(Stored data entries)
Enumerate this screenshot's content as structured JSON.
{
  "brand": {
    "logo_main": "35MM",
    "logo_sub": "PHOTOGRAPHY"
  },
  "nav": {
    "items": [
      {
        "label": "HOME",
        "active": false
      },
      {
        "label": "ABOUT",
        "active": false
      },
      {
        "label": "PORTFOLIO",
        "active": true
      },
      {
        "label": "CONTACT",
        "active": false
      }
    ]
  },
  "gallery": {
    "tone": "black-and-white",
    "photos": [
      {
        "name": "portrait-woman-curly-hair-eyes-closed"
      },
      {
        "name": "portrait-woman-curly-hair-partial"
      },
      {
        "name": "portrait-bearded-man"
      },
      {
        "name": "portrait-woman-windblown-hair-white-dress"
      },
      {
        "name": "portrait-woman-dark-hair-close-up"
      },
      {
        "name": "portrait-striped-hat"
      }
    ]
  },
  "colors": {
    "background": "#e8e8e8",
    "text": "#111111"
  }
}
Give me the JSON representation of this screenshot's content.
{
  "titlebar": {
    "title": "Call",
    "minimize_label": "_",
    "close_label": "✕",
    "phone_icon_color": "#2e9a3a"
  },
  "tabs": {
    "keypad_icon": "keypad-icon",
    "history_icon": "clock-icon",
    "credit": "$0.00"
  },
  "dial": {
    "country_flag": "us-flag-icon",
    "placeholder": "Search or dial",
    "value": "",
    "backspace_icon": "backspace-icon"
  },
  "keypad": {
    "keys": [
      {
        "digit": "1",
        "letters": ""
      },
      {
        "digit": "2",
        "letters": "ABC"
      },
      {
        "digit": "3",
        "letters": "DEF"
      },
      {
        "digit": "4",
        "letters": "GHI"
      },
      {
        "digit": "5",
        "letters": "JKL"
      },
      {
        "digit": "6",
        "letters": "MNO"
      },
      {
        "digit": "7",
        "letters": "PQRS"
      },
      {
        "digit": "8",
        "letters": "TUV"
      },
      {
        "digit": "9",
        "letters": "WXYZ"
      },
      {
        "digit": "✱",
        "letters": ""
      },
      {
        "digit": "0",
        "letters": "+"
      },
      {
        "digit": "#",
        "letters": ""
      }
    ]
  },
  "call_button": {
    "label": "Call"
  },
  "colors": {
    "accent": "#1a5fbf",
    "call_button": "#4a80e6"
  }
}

▶ [INSTRUCTIONS FOR THE TASK] Transcribe all entries exactly as they are given.

▶ [REPLY]
Enumerate this screenshot's content as structured JSON.
{
  "brand": {
    "logo_main": "35MM",
    "logo_sub": "PHOTOGRAPHY"
  },
  "nav": {
    "items": [
      {
        "label": "HOME",
        "active": false
      },
      {
        "label": "ABOUT",
        "active": false
      },
      {
        "label": "PORTFOLIO",
        "active": true
      },
      {
        "label": "CONTACT",
        "active": false
      }
    ]
  },
  "gallery": {
    "tone": "black-and-white",
    "photos": [
      {
        "name": "portrait-woman-curly-hair-eyes-closed"
      },
      {
        "name": "portrait-woman-curly-hair-partial"
      },
      {
        "name": "portrait-bearded-man"
      },
      {
        "name": "portrait-woman-windblown-hair-white-dress"
      },
      {
        "name": "portrait-woman-dark-hair-close-up"
      },
      {
        "name": "portrait-striped-hat"
      }
    ]
  },
  "colors": {
    "background": "#e8e8e8",
    "text": "#111111"
  }
}
Give me the JSON representation of this screenshot's content.
{
  "titlebar": {
    "title": "Call",
    "minimize_label": "_",
    "close_label": "✕",
    "phone_icon_color": "#2e9a3a"
  },
  "tabs": {
    "keypad_icon": "keypad-icon",
    "history_icon": "clock-icon",
    "credit": "$0.00"
  },
  "dial": {
    "country_flag": "us-flag-icon",
    "placeholder": "Search or dial",
    "value": "",
    "backspace_icon": "backspace-icon"
  },
  "keypad": {
    "keys": [
      {
        "digit": "1",
        "letters": ""
      },
      {
        "digit": "2",
        "letters": "ABC"
      },
      {
        "digit": "3",
        "letters": "DEF"
      },
      {
        "digit": "4",
        "letters": "GHI"
      },
      {
        "digit": "5",
        "letters": "JKL"
      },
      {
        "digit": "6",
        "letters": "MNO"
      },
      {
        "digit": "7",
        "letters": "PQRS"
      },
      {
        "digit": "8",
        "letters": "TUV"
      },
      {
        "digit": "9",
        "letters": "WXYZ"
      },
      {
        "digit": "✱",
        "letters": ""
      },
      {
        "digit": "0",
        "letters": "+"
      },
      {
        "digit": "#",
        "letters": ""
      }
    ]
  },
  "call_button": {
    "label": "Call"
  },
  "colors": {
    "accent": "#1a5fbf",
    "call_button": "#4a80e6"
  }
}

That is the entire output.